■ **SET PROBLEM**:
Without the images, output each record below as it stands.

##### DATASET ROWS

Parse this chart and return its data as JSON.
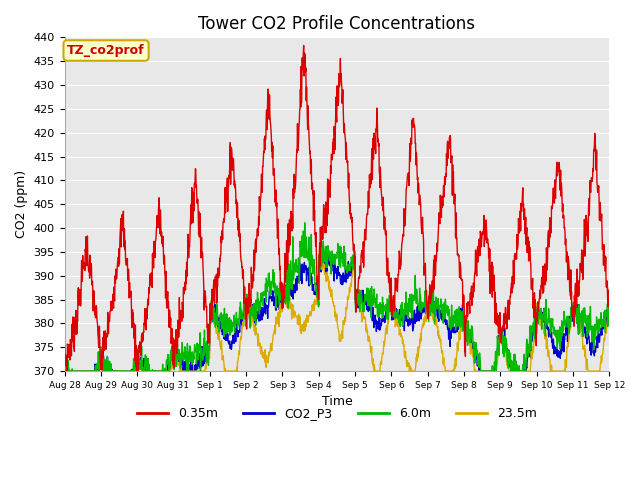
{
  "title": "Tower CO2 Profile Concentrations",
  "xlabel": "Time",
  "ylabel": "CO2 (ppm)",
  "ylim": [
    370,
    440
  ],
  "yticks": [
    370,
    375,
    380,
    385,
    390,
    395,
    400,
    405,
    410,
    415,
    420,
    425,
    430,
    435,
    440
  ],
  "annotation_text": "TZ_co2prof",
  "annotation_color": "#cc0000",
  "annotation_bg": "#ffffcc",
  "annotation_border": "#ccaa00",
  "series": {
    "0.35m": {
      "color": "#dd0000",
      "lw": 1.0
    },
    "CO2_P3": {
      "color": "#0000cc",
      "lw": 1.0
    },
    "6.0m": {
      "color": "#00bb00",
      "lw": 1.0
    },
    "23.5m": {
      "color": "#ddaa00",
      "lw": 1.0
    }
  },
  "plot_bg_color": "#e8e8e8",
  "grid_color": "#ffffff",
  "title_fontsize": 12,
  "label_fontsize": 9,
  "tick_fontsize": 8
}
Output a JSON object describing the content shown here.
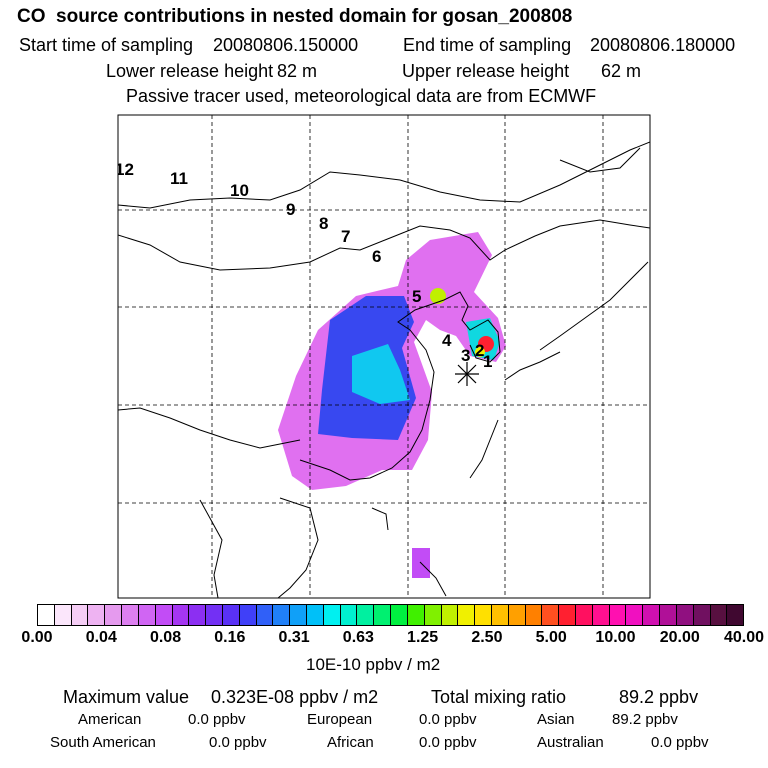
{
  "header": {
    "title": "CO  source contributions in nested domain for gosan_200808",
    "start_label": "Start time of sampling",
    "start_value": "20080806.150000",
    "end_label": "End time of sampling",
    "end_value": "20080806.180000",
    "lower_label": "Lower release height",
    "lower_value": "82 m",
    "upper_label": "Upper release height",
    "upper_value": "62 m",
    "note": "Passive tracer used, meteorological data are from ECMWF"
  },
  "map": {
    "track_labels": [
      "12",
      "11",
      "10",
      "9",
      "8",
      "7",
      "6",
      "5",
      "4",
      "3",
      "2",
      "1"
    ],
    "receptor_marker": "asterisk",
    "grid": "dashed"
  },
  "colorbar": {
    "colors": [
      "#ffffff",
      "#fbe6fb",
      "#f5cdf5",
      "#eeb3f2",
      "#e59aee",
      "#dd7ff0",
      "#d065f3",
      "#c24cf6",
      "#a536f2",
      "#8c2ff2",
      "#7330f4",
      "#5a31f6",
      "#4040f8",
      "#3060f8",
      "#2080f8",
      "#10a0f8",
      "#00c0f8",
      "#00f0f0",
      "#00f0d0",
      "#00f0a0",
      "#00f070",
      "#00f040",
      "#40f000",
      "#80f000",
      "#c0f000",
      "#f0f000",
      "#ffe000",
      "#ffc000",
      "#ffa000",
      "#ff8000",
      "#ff5020",
      "#ff2030",
      "#ff1060",
      "#ff1090",
      "#ff10b0",
      "#f010c0",
      "#d010b0",
      "#b01098",
      "#901080",
      "#701060",
      "#581040",
      "#400830"
    ],
    "tick_labels": [
      "0.00",
      "0.04",
      "0.08",
      "0.16",
      "0.31",
      "0.63",
      "1.25",
      "2.50",
      "5.00",
      "10.00",
      "20.00",
      "40.00"
    ],
    "unit": "10E-10 ppbv / m2"
  },
  "summary": {
    "max_label": "Maximum value",
    "max_value": "0.323E-08 ppbv / m2",
    "total_label": "Total mixing ratio",
    "total_value": "89.2 ppbv"
  },
  "regions": [
    {
      "name": "American",
      "value": "0.0 ppbv"
    },
    {
      "name": "European",
      "value": "0.0 ppbv"
    },
    {
      "name": "Asian",
      "value": "89.2 ppbv"
    },
    {
      "name": "South American",
      "value": "0.0 ppbv"
    },
    {
      "name": "African",
      "value": "0.0 ppbv"
    },
    {
      "name": "Australian",
      "value": "0.0 ppbv"
    }
  ]
}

##########

■ **OUTPUT OF THE EXERCISE**:
Parse this chart and return its data as JSON.
{
  "title": "Tower CO2 Profile Concentrations",
  "xlabel": "Time",
  "ylabel": "CO2 (ppm)",
  "ylim": [
    370,
    440
  ],
  "yticks": [
    370,
    375,
    380,
    385,
    390,
    395,
    400,
    405,
    410,
    415,
    420,
    425,
    430,
    435,
    440
  ],
  "annotation_text": "TZ_co2prof",
  "annotation_color": "#cc0000",
  "annotation_bg": "#ffffcc",
  "annotation_border": "#ccaa00",
  "series": {
    "0.35m": {
      "color": "#dd0000",
      "lw": 1.0
    },
    "CO2_P3": {
      "color": "#0000cc",
      "lw": 1.0
    },
    "6.0m": {
      "color": "#00bb00",
      "lw": 1.0
    },
    "23.5m": {
      "color": "#ddaa00",
      "lw": 1.0
    }
  },
  "plot_bg_color": "#e8e8e8",
  "grid_color": "#ffffff",
  "title_fontsize": 12,
  "label_fontsize": 9,
  "tick_fontsize": 8
}
Output a JSON object describing the content shown here.
{
  "header": {
    "title": "CO  source contributions in nested domain for gosan_200808",
    "start_label": "Start time of sampling",
    "start_value": "20080806.150000",
    "end_label": "End time of sampling",
    "end_value": "20080806.180000",
    "lower_label": "Lower release height",
    "lower_value": "82 m",
    "upper_label": "Upper release height",
    "upper_value": "62 m",
    "note": "Passive tracer used, meteorological data are from ECMWF"
  },
  "map": {
    "track_labels": [
      "12",
      "11",
      "10",
      "9",
      "8",
      "7",
      "6",
      "5",
      "4",
      "3",
      "2",
      "1"
    ],
    "receptor_marker": "asterisk",
    "grid": "dashed"
  },
  "colorbar": {
    "colors": [
      "#ffffff",
      "#fbe6fb",
      "#f5cdf5",
      "#eeb3f2",
      "#e59aee",
      "#dd7ff0",
      "#d065f3",
      "#c24cf6",
      "#a536f2",
      "#8c2ff2",
      "#7330f4",
      "#5a31f6",
      "#4040f8",
      "#3060f8",
      "#2080f8",
      "#10a0f8",
      "#00c0f8",
      "#00f0f0",
      "#00f0d0",
      "#00f0a0",
      "#00f070",
      "#00f040",
      "#40f000",
      "#80f000",
      "#c0f000",
      "#f0f000",
      "#ffe000",
      "#ffc000",
      "#ffa000",
      "#ff8000",
      "#ff5020",
      "#ff2030",
      "#ff1060",
      "#ff1090",
      "#ff10b0",
      "#f010c0",
      "#d010b0",
      "#b01098",
      "#901080",
      "#701060",
      "#581040",
      "#400830"
    ],
    "tick_labels": [
      "0.00",
      "0.04",
      "0.08",
      "0.16",
      "0.31",
      "0.63",
      "1.25",
      "2.50",
      "5.00",
      "10.00",
      "20.00",
      "40.00"
    ],
    "unit": "10E-10 ppbv / m2"
  },
  "summary": {
    "max_label": "Maximum value",
    "max_value": "0.323E-08 ppbv / m2",
    "total_label": "Total mixing ratio",
    "total_value": "89.2 ppbv"
  },
  "regions": [
    {
      "name": "American",
      "value": "0.0 ppbv"
    },
    {
      "name": "European",
      "value": "0.0 ppbv"
    },
    {
      "name": "Asian",
      "value": "89.2 ppbv"
    },
    {
      "name": "South American",
      "value": "0.0 ppbv"
    },
    {
      "name": "African",
      "value": "0.0 ppbv"
    },
    {
      "name": "Australian",
      "value": "0.0 ppbv"
    }
  ]
}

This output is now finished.